### Work instructions:
Provide the count of lines that hold "AAAA" and no other output.

____

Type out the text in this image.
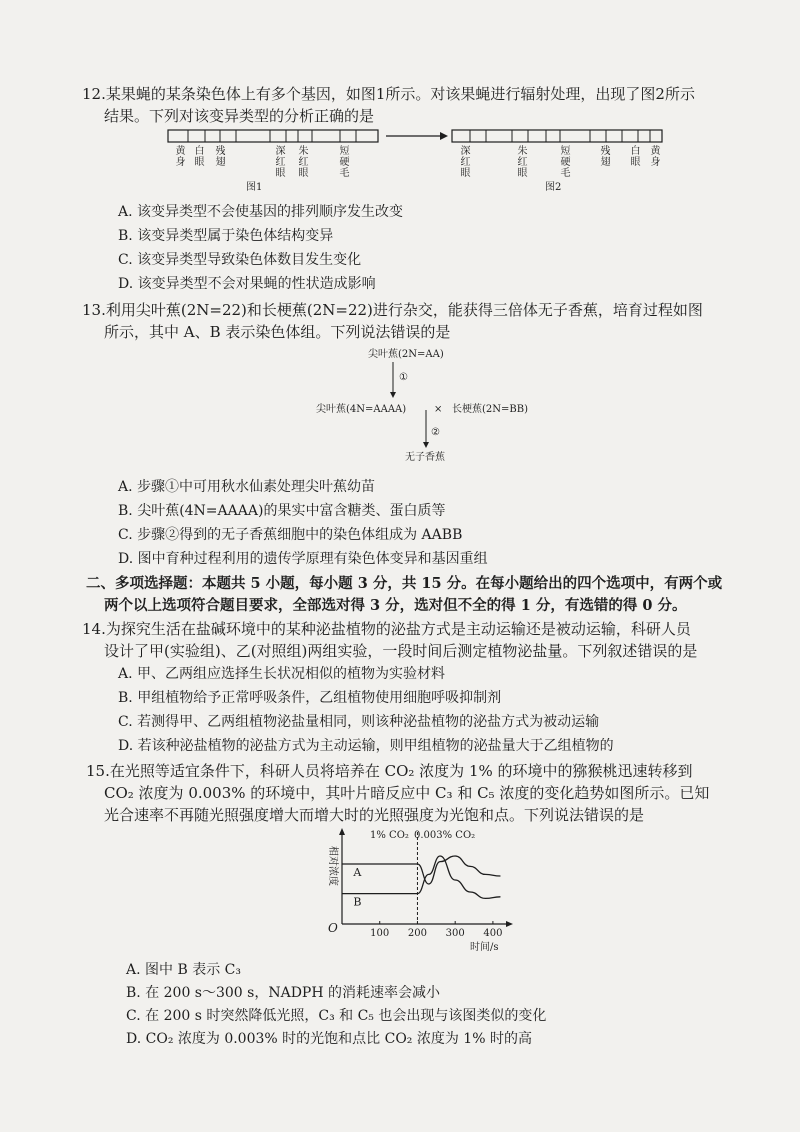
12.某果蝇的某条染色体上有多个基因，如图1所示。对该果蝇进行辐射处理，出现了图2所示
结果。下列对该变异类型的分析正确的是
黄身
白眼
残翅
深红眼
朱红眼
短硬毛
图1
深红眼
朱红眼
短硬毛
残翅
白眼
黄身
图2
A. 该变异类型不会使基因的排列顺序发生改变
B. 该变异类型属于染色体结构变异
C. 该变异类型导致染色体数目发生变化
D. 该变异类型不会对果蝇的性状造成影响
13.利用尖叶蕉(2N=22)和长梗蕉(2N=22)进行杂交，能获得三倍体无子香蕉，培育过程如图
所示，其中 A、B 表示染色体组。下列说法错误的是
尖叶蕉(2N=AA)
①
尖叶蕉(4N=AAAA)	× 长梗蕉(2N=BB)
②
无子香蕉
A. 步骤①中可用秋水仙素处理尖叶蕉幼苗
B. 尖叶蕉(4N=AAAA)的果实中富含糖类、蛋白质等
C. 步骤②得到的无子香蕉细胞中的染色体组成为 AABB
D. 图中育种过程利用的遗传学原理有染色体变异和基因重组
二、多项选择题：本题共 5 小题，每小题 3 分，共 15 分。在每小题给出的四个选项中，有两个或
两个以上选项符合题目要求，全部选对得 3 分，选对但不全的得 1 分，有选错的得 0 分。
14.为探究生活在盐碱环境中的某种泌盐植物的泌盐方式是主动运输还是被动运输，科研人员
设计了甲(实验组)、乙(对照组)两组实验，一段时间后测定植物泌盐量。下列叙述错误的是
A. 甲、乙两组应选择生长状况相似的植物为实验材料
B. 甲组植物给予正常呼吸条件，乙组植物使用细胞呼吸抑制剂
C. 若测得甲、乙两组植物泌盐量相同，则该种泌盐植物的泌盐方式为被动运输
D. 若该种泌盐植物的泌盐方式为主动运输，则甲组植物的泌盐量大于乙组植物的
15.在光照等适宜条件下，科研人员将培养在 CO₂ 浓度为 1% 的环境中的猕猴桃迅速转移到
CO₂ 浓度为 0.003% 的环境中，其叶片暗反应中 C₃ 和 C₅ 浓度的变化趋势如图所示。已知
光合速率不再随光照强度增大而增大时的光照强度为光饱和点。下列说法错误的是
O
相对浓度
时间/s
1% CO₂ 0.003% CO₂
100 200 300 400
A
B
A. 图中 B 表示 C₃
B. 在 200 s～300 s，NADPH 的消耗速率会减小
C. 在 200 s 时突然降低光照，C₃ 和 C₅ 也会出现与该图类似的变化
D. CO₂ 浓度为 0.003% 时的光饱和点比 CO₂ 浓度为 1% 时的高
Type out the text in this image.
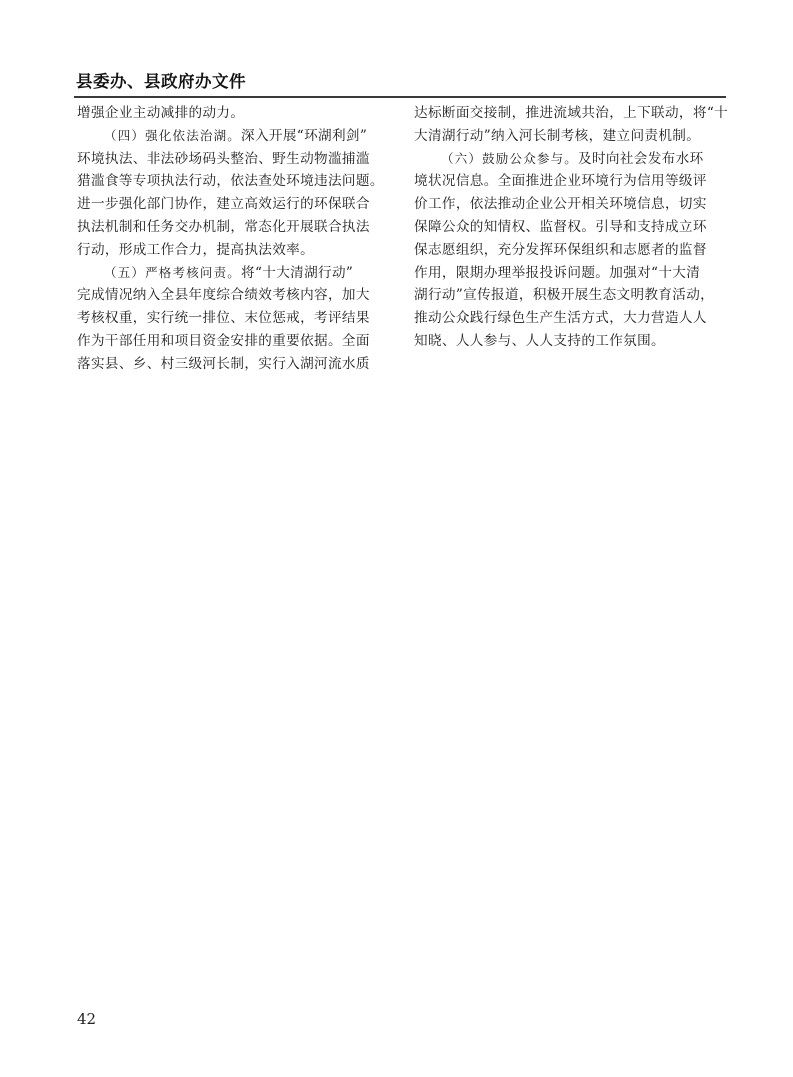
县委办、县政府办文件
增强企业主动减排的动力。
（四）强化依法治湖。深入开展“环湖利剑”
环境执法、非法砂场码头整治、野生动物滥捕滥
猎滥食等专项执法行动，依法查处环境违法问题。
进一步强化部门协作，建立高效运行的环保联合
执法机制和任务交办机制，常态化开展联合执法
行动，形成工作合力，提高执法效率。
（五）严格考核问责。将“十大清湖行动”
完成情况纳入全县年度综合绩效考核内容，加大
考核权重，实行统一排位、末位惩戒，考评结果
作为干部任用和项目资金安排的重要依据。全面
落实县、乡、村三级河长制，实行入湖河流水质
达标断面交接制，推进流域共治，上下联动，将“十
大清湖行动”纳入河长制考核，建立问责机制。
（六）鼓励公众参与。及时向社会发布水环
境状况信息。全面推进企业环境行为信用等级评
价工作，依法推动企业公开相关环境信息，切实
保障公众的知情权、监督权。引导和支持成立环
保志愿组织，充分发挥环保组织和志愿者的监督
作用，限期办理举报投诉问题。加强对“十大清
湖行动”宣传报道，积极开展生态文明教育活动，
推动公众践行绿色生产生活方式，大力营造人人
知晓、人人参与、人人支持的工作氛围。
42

____

### Written solution:
2